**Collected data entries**
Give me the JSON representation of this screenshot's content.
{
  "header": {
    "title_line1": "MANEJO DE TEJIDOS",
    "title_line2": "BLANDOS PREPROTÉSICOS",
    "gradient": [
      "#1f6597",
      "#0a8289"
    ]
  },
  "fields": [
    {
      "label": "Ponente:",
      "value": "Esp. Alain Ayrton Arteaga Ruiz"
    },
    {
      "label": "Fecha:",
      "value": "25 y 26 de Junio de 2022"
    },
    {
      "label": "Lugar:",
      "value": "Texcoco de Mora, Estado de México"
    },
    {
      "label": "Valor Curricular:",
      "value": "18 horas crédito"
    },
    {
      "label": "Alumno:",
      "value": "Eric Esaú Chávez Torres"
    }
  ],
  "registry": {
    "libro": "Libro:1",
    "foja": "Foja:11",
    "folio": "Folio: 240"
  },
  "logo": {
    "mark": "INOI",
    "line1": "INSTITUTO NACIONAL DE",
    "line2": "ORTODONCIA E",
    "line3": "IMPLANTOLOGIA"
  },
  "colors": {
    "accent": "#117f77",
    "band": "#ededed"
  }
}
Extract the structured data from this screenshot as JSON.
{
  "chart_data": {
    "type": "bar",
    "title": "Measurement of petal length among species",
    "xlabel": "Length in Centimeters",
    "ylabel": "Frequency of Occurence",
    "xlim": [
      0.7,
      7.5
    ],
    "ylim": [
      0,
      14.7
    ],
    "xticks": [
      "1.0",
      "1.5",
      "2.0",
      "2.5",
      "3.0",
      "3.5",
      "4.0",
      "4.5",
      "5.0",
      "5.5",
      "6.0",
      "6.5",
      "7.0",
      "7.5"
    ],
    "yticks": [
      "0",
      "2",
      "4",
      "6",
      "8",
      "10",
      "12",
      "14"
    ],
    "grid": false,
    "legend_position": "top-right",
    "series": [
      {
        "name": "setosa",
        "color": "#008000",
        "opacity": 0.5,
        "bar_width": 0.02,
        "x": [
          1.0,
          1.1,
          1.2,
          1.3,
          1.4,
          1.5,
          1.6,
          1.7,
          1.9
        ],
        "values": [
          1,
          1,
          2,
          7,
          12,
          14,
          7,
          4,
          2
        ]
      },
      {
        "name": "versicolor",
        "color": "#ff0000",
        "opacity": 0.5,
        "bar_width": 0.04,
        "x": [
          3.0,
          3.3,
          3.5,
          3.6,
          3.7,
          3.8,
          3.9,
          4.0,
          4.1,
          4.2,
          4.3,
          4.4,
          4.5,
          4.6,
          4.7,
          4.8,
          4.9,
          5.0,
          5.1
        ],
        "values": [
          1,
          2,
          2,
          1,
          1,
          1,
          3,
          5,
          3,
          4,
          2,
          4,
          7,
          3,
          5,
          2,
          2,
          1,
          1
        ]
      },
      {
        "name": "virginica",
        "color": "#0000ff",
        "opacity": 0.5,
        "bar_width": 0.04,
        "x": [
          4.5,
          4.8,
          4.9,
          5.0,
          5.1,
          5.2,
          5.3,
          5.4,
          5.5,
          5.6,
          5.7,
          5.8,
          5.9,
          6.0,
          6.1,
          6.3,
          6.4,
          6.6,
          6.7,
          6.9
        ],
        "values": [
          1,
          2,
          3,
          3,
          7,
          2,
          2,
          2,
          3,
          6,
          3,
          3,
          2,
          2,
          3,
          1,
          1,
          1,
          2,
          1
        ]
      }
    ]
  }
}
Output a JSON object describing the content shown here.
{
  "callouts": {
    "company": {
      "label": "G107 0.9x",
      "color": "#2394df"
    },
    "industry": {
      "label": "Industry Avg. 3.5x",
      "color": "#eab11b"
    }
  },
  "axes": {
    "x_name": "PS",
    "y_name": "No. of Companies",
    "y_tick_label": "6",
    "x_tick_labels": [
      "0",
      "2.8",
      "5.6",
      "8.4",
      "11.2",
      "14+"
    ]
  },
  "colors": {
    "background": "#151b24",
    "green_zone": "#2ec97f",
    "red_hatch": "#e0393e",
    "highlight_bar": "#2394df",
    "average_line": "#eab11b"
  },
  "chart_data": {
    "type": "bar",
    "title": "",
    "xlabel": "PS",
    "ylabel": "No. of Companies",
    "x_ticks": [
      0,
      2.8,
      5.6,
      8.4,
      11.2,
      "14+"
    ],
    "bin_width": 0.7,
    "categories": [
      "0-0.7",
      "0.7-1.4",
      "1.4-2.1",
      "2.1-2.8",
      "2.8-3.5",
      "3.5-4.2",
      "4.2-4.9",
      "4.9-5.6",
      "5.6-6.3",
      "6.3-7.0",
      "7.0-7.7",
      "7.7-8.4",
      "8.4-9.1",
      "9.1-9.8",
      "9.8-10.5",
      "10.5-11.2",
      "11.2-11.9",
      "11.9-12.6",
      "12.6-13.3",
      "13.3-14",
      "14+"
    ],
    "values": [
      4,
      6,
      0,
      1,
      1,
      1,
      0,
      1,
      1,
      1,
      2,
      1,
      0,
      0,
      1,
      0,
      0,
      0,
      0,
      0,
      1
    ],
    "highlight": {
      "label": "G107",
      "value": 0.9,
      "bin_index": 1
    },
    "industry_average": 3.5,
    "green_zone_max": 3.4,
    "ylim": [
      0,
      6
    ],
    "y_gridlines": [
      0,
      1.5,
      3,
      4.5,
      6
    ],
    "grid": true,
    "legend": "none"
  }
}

**SET PROBLEM**
Your task is to repeat each line of the material exactly.

**REPLY**
Give me the JSON representation of this screenshot's content.
{
  "header": {
    "title_line1": "MANEJO DE TEJIDOS",
    "title_line2": "BLANDOS PREPROTÉSICOS",
    "gradient": [
      "#1f6597",
      "#0a8289"
    ]
  },
  "fields": [
    {
      "label": "Ponente:",
      "value": "Esp. Alain Ayrton Arteaga Ruiz"
    },
    {
      "label": "Fecha:",
      "value": "25 y 26 de Junio de 2022"
    },
    {
      "label": "Lugar:",
      "value": "Texcoco de Mora, Estado de México"
    },
    {
      "label": "Valor Curricular:",
      "value": "18 horas crédito"
    },
    {
      "label": "Alumno:",
      "value": "Eric Esaú Chávez Torres"
    }
  ],
  "registry": {
    "libro": "Libro:1",
    "foja": "Foja:11",
    "folio": "Folio: 240"
  },
  "logo": {
    "mark": "INOI",
    "line1": "INSTITUTO NACIONAL DE",
    "line2": "ORTODONCIA E",
    "line3": "IMPLANTOLOGIA"
  },
  "colors": {
    "accent": "#117f77",
    "band": "#ededed"
  }
}
Extract the structured data from this screenshot as JSON.
{
  "chart_data": {
    "type": "bar",
    "title": "Measurement of petal length among species",
    "xlabel": "Length in Centimeters",
    "ylabel": "Frequency of Occurence",
    "xlim": [
      0.7,
      7.5
    ],
    "ylim": [
      0,
      14.7
    ],
    "xticks": [
      "1.0",
      "1.5",
      "2.0",
      "2.5",
      "3.0",
      "3.5",
      "4.0",
      "4.5",
      "5.0",
      "5.5",
      "6.0",
      "6.5",
      "7.0",
      "7.5"
    ],
    "yticks": [
      "0",
      "2",
      "4",
      "6",
      "8",
      "10",
      "12",
      "14"
    ],
    "grid": false,
    "legend_position": "top-right",
    "series": [
      {
        "name": "setosa",
        "color": "#008000",
        "opacity": 0.5,
        "bar_width": 0.02,
        "x": [
          1.0,
          1.1,
          1.2,
          1.3,
          1.4,
          1.5,
          1.6,
          1.7,
          1.9
        ],
        "values": [
          1,
          1,
          2,
          7,
          12,
          14,
          7,
          4,
          2
        ]
      },
      {
        "name": "versicolor",
        "color": "#ff0000",
        "opacity": 0.5,
        "bar_width": 0.04,
        "x": [
          3.0,
          3.3,
          3.5,
          3.6,
          3.7,
          3.8,
          3.9,
          4.0,
          4.1,
          4.2,
          4.3,
          4.4,
          4.5,
          4.6,
          4.7,
          4.8,
          4.9,
          5.0,
          5.1
        ],
        "values": [
          1,
          2,
          2,
          1,
          1,
          1,
          3,
          5,
          3,
          4,
          2,
          4,
          7,
          3,
          5,
          2,
          2,
          1,
          1
        ]
      },
      {
        "name": "virginica",
        "color": "#0000ff",
        "opacity": 0.5,
        "bar_width": 0.04,
        "x": [
          4.5,
          4.8,
          4.9,
          5.0,
          5.1,
          5.2,
          5.3,
          5.4,
          5.5,
          5.6,
          5.7,
          5.8,
          5.9,
          6.0,
          6.1,
          6.3,
          6.4,
          6.6,
          6.7,
          6.9
        ],
        "values": [
          1,
          2,
          3,
          3,
          7,
          2,
          2,
          2,
          3,
          6,
          3,
          3,
          2,
          2,
          3,
          1,
          1,
          1,
          2,
          1
        ]
      }
    ]
  }
}
Output a JSON object describing the content shown here.
{
  "callouts": {
    "company": {
      "label": "G107 0.9x",
      "color": "#2394df"
    },
    "industry": {
      "label": "Industry Avg. 3.5x",
      "color": "#eab11b"
    }
  },
  "axes": {
    "x_name": "PS",
    "y_name": "No. of Companies",
    "y_tick_label": "6",
    "x_tick_labels": [
      "0",
      "2.8",
      "5.6",
      "8.4",
      "11.2",
      "14+"
    ]
  },
  "colors": {
    "background": "#151b24",
    "green_zone": "#2ec97f",
    "red_hatch": "#e0393e",
    "highlight_bar": "#2394df",
    "average_line": "#eab11b"
  },
  "chart_data": {
    "type": "bar",
    "title": "",
    "xlabel": "PS",
    "ylabel": "No. of Companies",
    "x_ticks": [
      0,
      2.8,
      5.6,
      8.4,
      11.2,
      "14+"
    ],
    "bin_width": 0.7,
    "categories": [
      "0-0.7",
      "0.7-1.4",
      "1.4-2.1",
      "2.1-2.8",
      "2.8-3.5",
      "3.5-4.2",
      "4.2-4.9",
      "4.9-5.6",
      "5.6-6.3",
      "6.3-7.0",
      "7.0-7.7",
      "7.7-8.4",
      "8.4-9.1",
      "9.1-9.8",
      "9.8-10.5",
      "10.5-11.2",
      "11.2-11.9",
      "11.9-12.6",
      "12.6-13.3",
      "13.3-14",
      "14+"
    ],
    "values": [
      4,
      6,
      0,
      1,
      1,
      1,
      0,
      1,
      1,
      1,
      2,
      1,
      0,
      0,
      1,
      0,
      0,
      0,
      0,
      0,
      1
    ],
    "highlight": {
      "label": "G107",
      "value": 0.9,
      "bin_index": 1
    },
    "industry_average": 3.5,
    "green_zone_max": 3.4,
    "ylim": [
      0,
      6
    ],
    "y_gridlines": [
      0,
      1.5,
      3,
      4.5,
      6
    ],
    "grid": true,
    "legend": "none"
  }
}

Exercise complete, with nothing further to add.